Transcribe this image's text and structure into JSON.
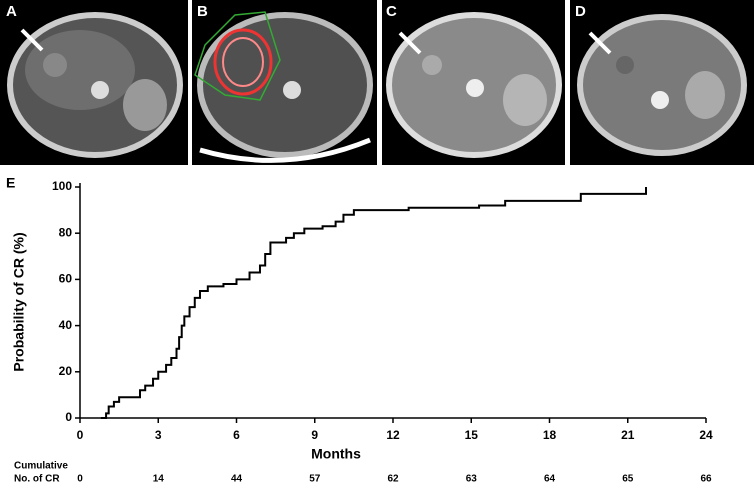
{
  "panels": [
    "A",
    "B",
    "C",
    "D"
  ],
  "chart_data": {
    "type": "line",
    "panel_label": "E",
    "x_label": "Months",
    "y_label": "Probability of CR (%)",
    "x": [
      0.8,
      1.0,
      1.1,
      1.3,
      1.5,
      2.3,
      2.5,
      2.8,
      3.0,
      3.3,
      3.5,
      3.7,
      3.8,
      3.9,
      4.0,
      4.2,
      4.4,
      4.6,
      4.9,
      5.5,
      6.0,
      6.5,
      6.9,
      7.1,
      7.3,
      7.9,
      8.2,
      8.6,
      9.3,
      9.8,
      10.1,
      10.5,
      12.6,
      15.3,
      16.3,
      19.2,
      21.7
    ],
    "series": [
      {
        "name": "CR",
        "color": "#000000",
        "values": [
          0,
          2,
          5,
          7,
          9,
          12,
          14,
          17,
          20,
          23,
          26,
          30,
          35,
          40,
          44,
          48,
          52,
          55,
          57,
          58,
          60,
          63,
          66,
          71,
          76,
          78,
          80,
          82,
          83,
          85,
          88,
          90,
          91,
          92,
          94,
          97,
          100
        ]
      }
    ],
    "xlim": [
      0,
      24
    ],
    "xticks": [
      0,
      3,
      6,
      9,
      12,
      15,
      18,
      21,
      24
    ],
    "ylim": [
      0,
      100
    ],
    "yticks": [
      0,
      20,
      40,
      60,
      80,
      100
    ],
    "risk_label": [
      "Cumulative",
      "No. of CR"
    ],
    "risk_counts": [
      0,
      14,
      44,
      57,
      62,
      63,
      64,
      65,
      66
    ]
  }
}
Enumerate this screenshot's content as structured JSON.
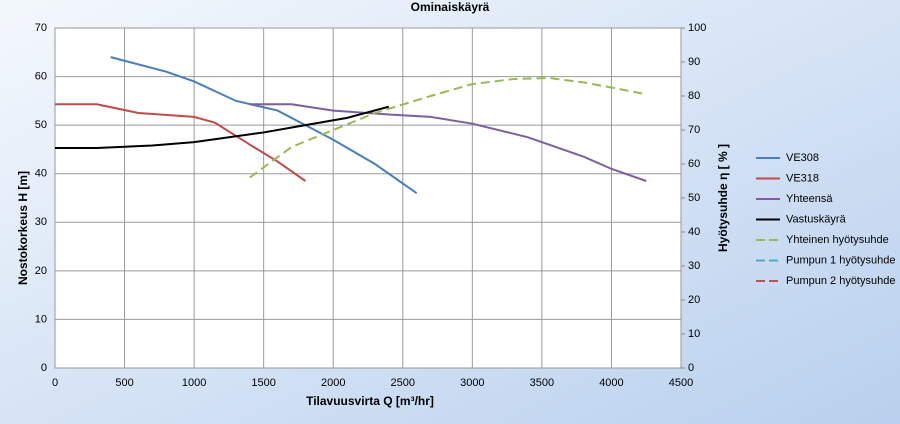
{
  "chart_data": {
    "type": "line",
    "title": "Ominaiskäyrä",
    "x_label": "Tilavuusvirta Q [m³/hr]",
    "y_label": "Nostokorkeus H [m]",
    "y2_label": "Hyötysuhde η [ % ]",
    "xlim": [
      0,
      4500
    ],
    "xticks": [
      0,
      500,
      1000,
      1500,
      2000,
      2500,
      3000,
      3500,
      4000,
      4500
    ],
    "ylim": [
      0,
      70
    ],
    "yticks": [
      0,
      10,
      20,
      30,
      40,
      50,
      60,
      70
    ],
    "y2lim": [
      0,
      100
    ],
    "y2ticks": [
      0,
      10,
      20,
      30,
      40,
      50,
      60,
      70,
      80,
      90,
      100
    ],
    "grid": true,
    "legend": "right",
    "series": [
      {
        "name": "VE308",
        "color": "#4a7ebb",
        "dash": false,
        "x": [
          400,
          800,
          1000,
          1300,
          1600,
          2000,
          2300,
          2600
        ],
        "values": [
          64,
          61,
          59,
          55,
          53,
          47,
          42,
          36
        ]
      },
      {
        "name": "VE318",
        "color": "#be4b48",
        "dash": false,
        "x": [
          0,
          300,
          600,
          1000,
          1150,
          1400,
          1600,
          1800
        ],
        "values": [
          54.3,
          54.3,
          52.5,
          51.7,
          50.5,
          46,
          42.5,
          38.5
        ]
      },
      {
        "name": "Yhteensä",
        "color": "#7d5fa0",
        "dash": false,
        "x": [
          1400,
          1700,
          2000,
          2400,
          2700,
          3000,
          3400,
          3800,
          4000,
          4250
        ],
        "values": [
          54.3,
          54.3,
          53,
          52.2,
          51.7,
          50.3,
          47.5,
          43.5,
          41,
          38.5
        ]
      },
      {
        "name": "Vastuskäyrä",
        "color": "#000000",
        "dash": false,
        "x": [
          0,
          300,
          700,
          1000,
          1500,
          1800,
          2100,
          2400
        ],
        "values": [
          45.3,
          45.3,
          45.8,
          46.5,
          48.5,
          50,
          51.5,
          53.8
        ]
      },
      {
        "name": "Yhteinen hyötysuhde",
        "color": "#98b954",
        "dash": true,
        "axis": "y2",
        "x": [
          1400,
          1700,
          2000,
          2300,
          2700,
          3000,
          3300,
          3550,
          3800,
          4000,
          4250
        ],
        "values": [
          56,
          65,
          70,
          75,
          80,
          83.5,
          85,
          85.3,
          84,
          82.5,
          80.5
        ]
      },
      {
        "name": "Pumpun 1 hyötysuhde",
        "color": "#4bacc6",
        "dash": true,
        "axis": "y2",
        "x": [],
        "values": []
      },
      {
        "name": "Pumpun 2 hyötysuhde",
        "color": "#c0504d",
        "dash": true,
        "axis": "y2",
        "x": [],
        "values": []
      }
    ]
  }
}
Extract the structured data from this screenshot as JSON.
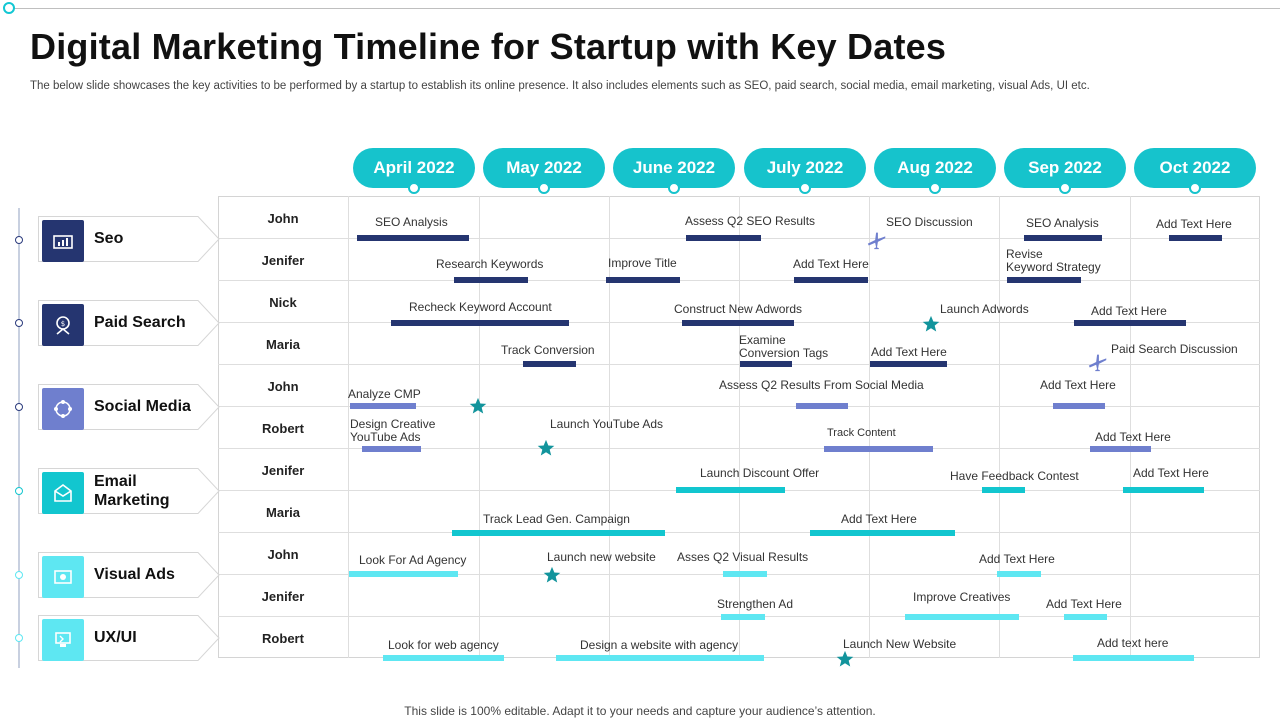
{
  "title": "Digital Marketing Timeline for Startup with Key Dates",
  "subtitle": "The below slide showcases the key activities to be performed by a startup to establish its online presence. It also includes elements such as SEO, paid search, social media, email marketing, visual Ads, UI etc.",
  "footer": "This slide is 100% editable. Adapt  it to your needs and capture your audience’s attention.",
  "colors": {
    "teal": "#16c3cc",
    "navy": "#253570",
    "periwinkle": "#6f7fce",
    "cyan": "#12c6cf",
    "light_cyan": "#5ee7f2"
  },
  "months": [
    "April 2022",
    "May 2022",
    "June  2022",
    "July 2022",
    "Aug 2022",
    "Sep 2022",
    "Oct 2022"
  ],
  "categories": [
    {
      "label": "Seo",
      "icon": "seo-chart-icon"
    },
    {
      "label": "Paid Search",
      "icon": "paid-search-icon"
    },
    {
      "label": "Social Media",
      "icon": "social-network-icon"
    },
    {
      "label": "Email\nMarketing",
      "icon": "email-icon"
    },
    {
      "label": "Visual Ads",
      "icon": "visual-ads-icon"
    },
    {
      "label": "UX/UI",
      "icon": "ux-ui-icon"
    }
  ],
  "people": [
    "John",
    "Jenifer",
    "Nick",
    "Maria",
    "John",
    "Robert",
    "Jenifer",
    "Maria",
    "John",
    "Jenifer",
    "Robert"
  ],
  "tasks": [
    "SEO Analysis",
    "Assess Q2 SEO Results",
    "SEO Discussion",
    "SEO Analysis",
    "Add Text Here",
    "Research Keywords",
    "Improve Title",
    "Add Text Here",
    "Revise\nKeyword Strategy",
    "Recheck Keyword Account",
    "Construct New Adwords",
    "Launch Adwords",
    "Add Text Here",
    "Track Conversion",
    "Examine\nConversion Tags",
    "Add Text Here",
    "Paid Search Discussion",
    "Analyze  CMP",
    "Assess Q2 Results From Social Media",
    "Add Text Here",
    "Design Creative\nYouTube Ads",
    "Launch YouTube Ads",
    "Track Content",
    "Add Text Here",
    "Launch Discount Offer",
    "Have Feedback Contest",
    "Add Text Here",
    "Track Lead Gen. Campaign",
    "Add Text Here",
    "Look For Ad Agency",
    "Launch new website",
    "Asses Q2 Visual Results",
    "Add Text Here",
    "Strengthen Ad",
    "Improve Creatives",
    "Add Text Here",
    "Look for web agency",
    "Design a website with agency",
    "Launch New Website",
    "Add text here"
  ]
}
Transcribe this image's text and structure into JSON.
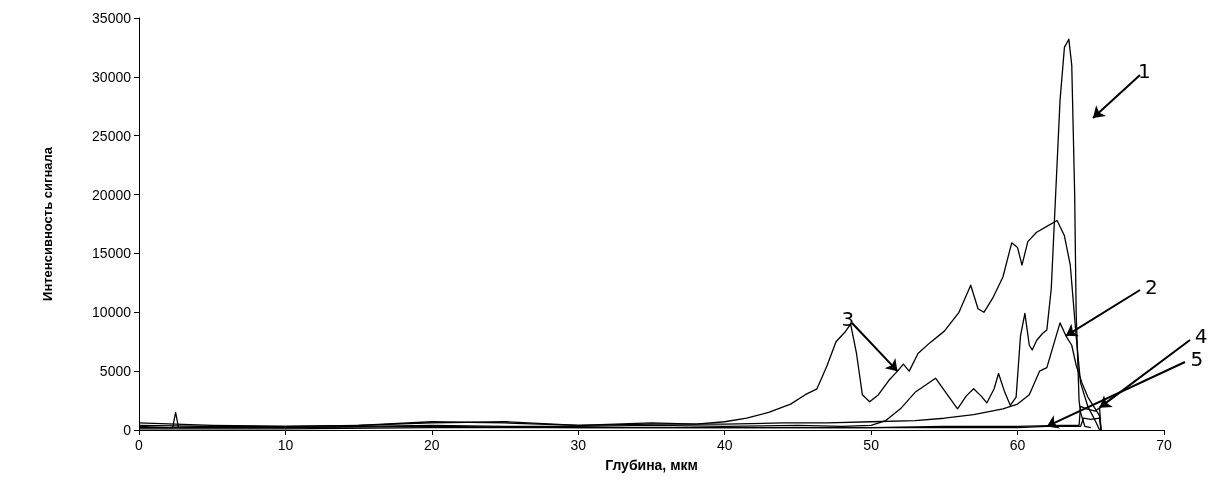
{
  "chart_data": {
    "type": "line",
    "xlabel": "Глубина, мкм",
    "ylabel": "Интенсивность сигнала",
    "xlim": [
      0,
      70
    ],
    "xticks": [
      0,
      10,
      20,
      30,
      40,
      50,
      60,
      70
    ],
    "ylim": [
      0,
      35000
    ],
    "yticks": [
      0,
      5000,
      10000,
      15000,
      20000,
      25000,
      30000,
      35000
    ],
    "series": [
      {
        "color": "#000000",
        "x": [
          0,
          2,
          5,
          10,
          15,
          20,
          25,
          30,
          35,
          40,
          45,
          48,
          50,
          51,
          52,
          53,
          54.4,
          55.2,
          55.9,
          56.5,
          57,
          57.5,
          57.9,
          58.4,
          58.7,
          59.1,
          59.5,
          59.9,
          60.2,
          60.5,
          60.8,
          61,
          61.3,
          61.7,
          62,
          62.3,
          62.6,
          62.9,
          63.2,
          63.5,
          63.7,
          63.9,
          64,
          64.2,
          64.3,
          64.6,
          65
        ],
        "values": [
          300,
          200,
          300,
          200,
          300,
          400,
          300,
          300,
          400,
          300,
          400,
          300,
          400,
          800,
          1800,
          3200,
          4400,
          3000,
          1800,
          2900,
          3500,
          2900,
          2300,
          3500,
          4800,
          3300,
          2100,
          2800,
          8000,
          9900,
          7200,
          6800,
          7600,
          8200,
          8500,
          12000,
          20000,
          28000,
          32500,
          33200,
          31000,
          20000,
          10000,
          2500,
          1500,
          300,
          200
        ]
      },
      {
        "color": "#000000",
        "x": [
          0,
          5,
          10,
          15,
          20,
          25,
          30,
          35,
          40,
          44,
          47,
          50,
          53,
          55,
          57,
          59,
          60,
          60.8,
          61.5,
          62,
          62.4,
          62.9,
          63.3,
          63.7,
          64,
          64.4,
          64.8,
          65.2,
          65.6,
          65.7
        ],
        "values": [
          400,
          300,
          300,
          400,
          700,
          600,
          400,
          500,
          500,
          600,
          600,
          700,
          800,
          1000,
          1300,
          1800,
          2200,
          3000,
          5000,
          5300,
          7000,
          9100,
          8000,
          7200,
          5500,
          4000,
          2800,
          2000,
          1200,
          0
        ]
      },
      {
        "color": "#000000",
        "x": [
          0,
          5,
          10,
          15,
          20,
          25,
          30,
          35,
          38,
          40,
          41.5,
          43,
          44.5,
          45.5,
          46.3,
          47,
          47.6,
          48.2,
          48.6,
          49,
          49.4,
          49.9,
          50.5,
          51.2,
          51.8,
          52.2,
          52.6,
          53.2,
          54,
          55,
          56,
          56.8,
          57.3,
          57.7,
          58.3,
          59,
          59.6,
          60,
          60.3,
          60.7,
          61.3,
          62,
          62.7,
          63.2,
          63.6,
          64,
          64.3,
          64.8,
          65.3,
          65.6
        ],
        "values": [
          600,
          400,
          300,
          400,
          600,
          700,
          400,
          600,
          500,
          700,
          1000,
          1500,
          2200,
          3000,
          3500,
          5500,
          7500,
          8300,
          9000,
          6500,
          3000,
          2400,
          3000,
          4200,
          5000,
          5600,
          5000,
          6500,
          7400,
          8400,
          10000,
          12300,
          10300,
          10000,
          11200,
          13000,
          15900,
          15500,
          14000,
          16000,
          16800,
          17300,
          17800,
          16500,
          14000,
          8000,
          4000,
          2000,
          800,
          0
        ]
      },
      {
        "color": "#000000",
        "x": [
          0,
          2.3,
          2.5,
          2.7,
          10,
          20,
          30,
          40,
          50,
          55,
          60,
          63,
          64.2,
          64.3,
          64.7,
          65.3,
          65.6,
          65.7
        ],
        "values": [
          200,
          200,
          1500,
          200,
          200,
          300,
          200,
          200,
          200,
          300,
          300,
          400,
          400,
          2000,
          1800,
          1600,
          1900,
          0
        ]
      },
      {
        "color": "#000000",
        "x": [
          0,
          10,
          20,
          30,
          40,
          50,
          60,
          62,
          64.3,
          64.5,
          65,
          65.6,
          65.7
        ],
        "values": [
          100,
          100,
          200,
          200,
          200,
          200,
          200,
          300,
          300,
          1000,
          900,
          1000,
          0
        ]
      }
    ],
    "annotations": [
      "1",
      {
        "text": "2",
        "x": 63.3,
        "y": 8000
      },
      {
        "text": "3",
        "x": 51.8,
        "y": 5000
      },
      {
        "text": "4",
        "x": 65.6,
        "y": 1900
      },
      {
        "text": "5",
        "x": 62,
        "y": 300
      }
    ]
  }
}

▸ Your objective: Which lines of the data include "with"? Copy each of them.

▸ Response below:
  "title": "Digital Marketing Timeline for Startup with Key Dates",
    "Design a website with agency",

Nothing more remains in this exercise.